▶ **STATED TASK**
Pull out every line below holding the word "uniós".

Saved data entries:

>>>>>

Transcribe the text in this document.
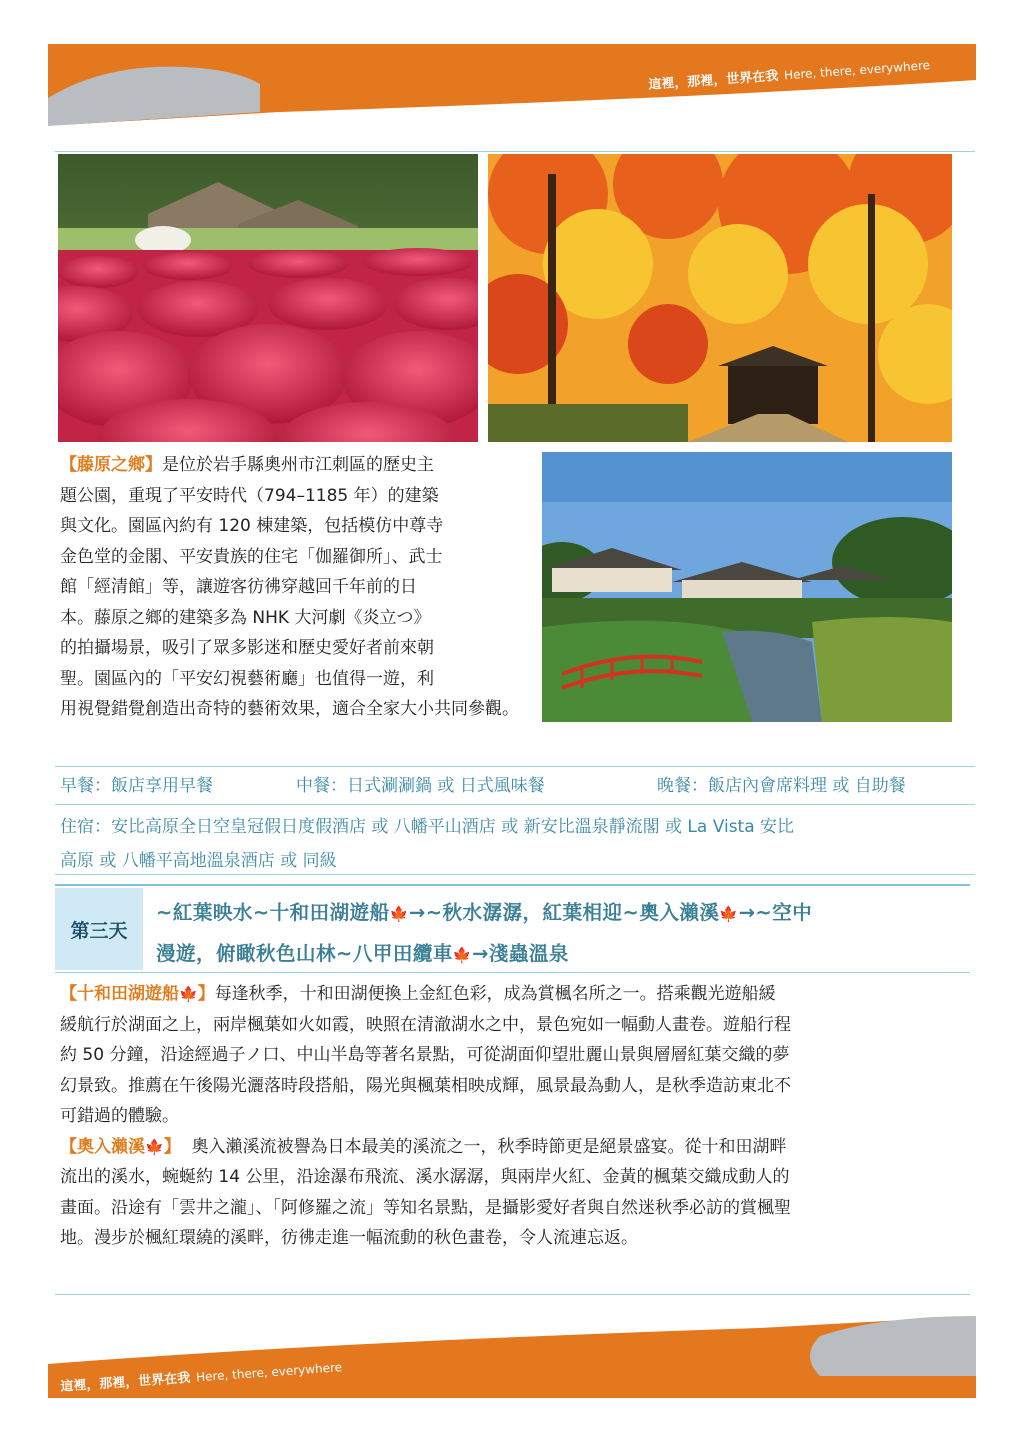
這裡，那裡，世界在我 Here, there, everywhere
【藤原之鄉】是位於岩手縣奧州市江刺區的歷史主
題公園，重現了平安時代（794–1185 年）的建築
與文化。園區內約有 120 棟建築，包括模仿中尊寺
金色堂的金閣、平安貴族的住宅「伽羅御所」、武士
館「經清館」等，讓遊客彷彿穿越回千年前的日
本。藤原之鄉的建築多為 NHK 大河劇《炎立つ》
的拍攝場景，吸引了眾多影迷和歷史愛好者前來朝
聖。園區內的「平安幻視藝術廳」也值得一遊，利
用視覺錯覺創造出奇特的藝術效果，適合全家大小共同參觀。
早餐：飯店享用早餐	中餐：日式涮涮鍋 或 日式風味餐	晚餐：飯店內會席料理 或 自助餐
住宿：安比高原全日空皇冠假日度假酒店 或 八幡平山酒店 或 新安比溫泉靜流閣 或 La Vista 安比
高原 或 八幡平高地溫泉酒店 或 同級
第三天
~紅葉映水~十和田湖遊船🍁→~秋水潺潺，紅葉相迎~奧入瀨溪🍁→~空中
漫遊，俯瞰秋色山林~八甲田纜車🍁→淺蟲溫泉
【十和田湖遊船🍁】每逢秋季，十和田湖便換上金紅色彩，成為賞楓名所之一。搭乘觀光遊船緩
緩航行於湖面之上，兩岸楓葉如火如霞，映照在清澈湖水之中，景色宛如一幅動人畫卷。遊船行程
約 50 分鐘，沿途經過子ノ口、中山半島等著名景點，可從湖面仰望壯麗山景與層層紅葉交織的夢
幻景致。推薦在午後陽光灑落時段搭船，陽光與楓葉相映成輝，風景最為動人，是秋季造訪東北不
可錯過的體驗。
【奧入瀨溪🍁】  奧入瀨溪流被譽為日本最美的溪流之一，秋季時節更是絕景盛宴。從十和田湖畔
流出的溪水，蜿蜒約 14 公里，沿途瀑布飛流、溪水潺潺，與兩岸火紅、金黃的楓葉交織成動人的
畫面。沿途有「雲井之瀧」、「阿修羅之流」等知名景點，是攝影愛好者與自然迷秋季必訪的賞楓聖
地。漫步於楓紅環繞的溪畔，彷彿走進一幅流動的秋色畫卷，令人流連忘返。
這裡，那裡，世界在我 Here, there, everywhere
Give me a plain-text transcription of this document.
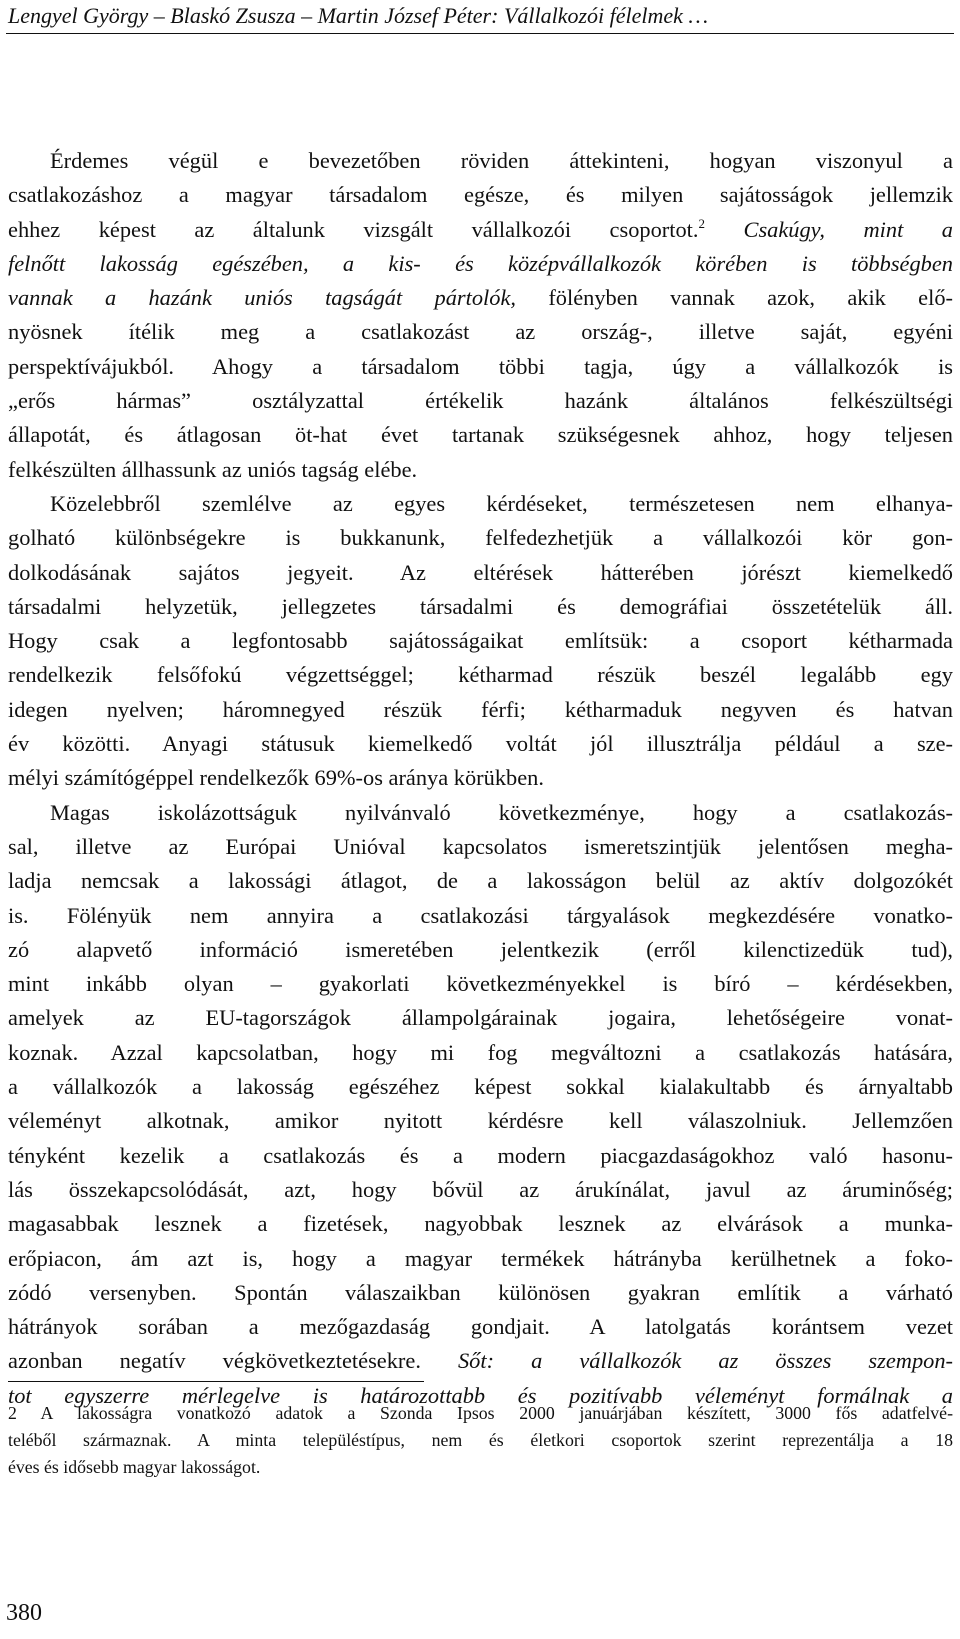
Lengyel György – Blaskó Zsusza – Martin József Péter: Vállalkozói félelmek …
Érdemes végül e bevezetőben röviden áttekinteni, hogyan viszonyul a
csatlakozáshoz a magyar társadalom egésze, és milyen sajátosságok jellemzik
ehhez képest az általunk vizsgált vállalkozói csoportot.$^2$ Csakúgy, mint a
felnőtt lakosság egészében, a kis- és középvállalkozók körében is többségben
vannak a hazánk uniós tagságát pártolók, fölényben vannak azok, akik elő-
nyösnek ítélik meg a csatlakozást az ország-, illetve saját, egyéni
perspektívájukból. Ahogy a társadalom többi tagja, úgy a vállalkozók is
„erős hármas” osztályzattal értékelik hazánk általános felkészültségi
állapotát, és átlagosan öt-hat évet tartanak szükségesnek ahhoz, hogy teljesen
felkészülten állhassunk az uniós tagság elébe.
Közelebbről szemlélve az egyes kérdéseket, természetesen nem elhanya-
golható különbségekre is bukkanunk, felfedezhetjük a vállalkozói kör gon-
dolkodásának sajátos jegyeit. Az eltérések hátterében jórészt kiemelkedő
társadalmi helyzetük, jellegzetes társadalmi és demográfiai összetételük áll.
Hogy csak a legfontosabb sajátosságaikat említsük: a csoport kétharmada
rendelkezik felsőfokú végzettséggel; kétharmad részük beszél legalább egy
idegen nyelven; háromnegyed részük férfi; kétharmaduk negyven és hatvan
év közötti. Anyagi státusuk kiemelkedő voltát jól illusztrálja például a sze-
mélyi számítógéppel rendelkezők 69%-os aránya körükben.
Magas iskolázottságuk nyilvánvaló következménye, hogy a csatlakozás-
sal, illetve az Európai Unióval kapcsolatos ismeretszintjük jelentősen megha-
ladja nemcsak a lakossági átlagot, de a lakosságon belül az aktív dolgozókét
is. Fölényük nem annyira a csatlakozási tárgyalások megkezdésére vonatko-
zó alapvető információ ismeretében jelentkezik (erről kilenctizedük tud),
mint inkább olyan – gyakorlati következményekkel is bíró – kérdésekben,
amelyek az EU-tagországok állampolgárainak jogaira, lehetőségeire vonat-
koznak. Azzal kapcsolatban, hogy mi fog megváltozni a csatlakozás hatására,
a vállalkozók a lakosság egészéhez képest sokkal kialakultabb és árnyaltabb
véleményt alkotnak, amikor nyitott kérdésre kell válaszolniuk. Jellemzően
tényként kezelik a csatlakozás és a modern piacgazdaságokhoz való hasonu-
lás összekapcsolódását, azt, hogy bővül az árukínálat, javul az áruminőség;
magasabbak lesznek a fizetések, nagyobbak lesznek az elvárások a munka-
erőpiacon, ám azt is, hogy a magyar termékek hátrányba kerülhetnek a foko-
zódó versenyben. Spontán válaszaikban különösen gyakran említik a várható
hátrányok sorában a mezőgazdaság gondjait. A latolgatás korántsem vezet
azonban negatív végkövetkeztetésekre. Sőt: a vállalkozók az összes szempon-
tot egyszerre mérlegelve is határozottabb és pozitívabb véleményt formálnak a
2 A lakosságra vonatkozó adatok a Szonda Ipsos 2000 januárjában készített, 3000 fős adatfelvé-
teléből származnak. A minta településtípus, nem és életkori csoportok szerint reprezentálja a 18
éves és idősebb magyar lakosságot.
380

<<<<<

▶ **SOLUTION TO THIS TASK**
vannak a hazánk uniós tagságát pártolók, fölényben vannak azok, akik elő-
felkészülten állhassunk az uniós tagság elébe.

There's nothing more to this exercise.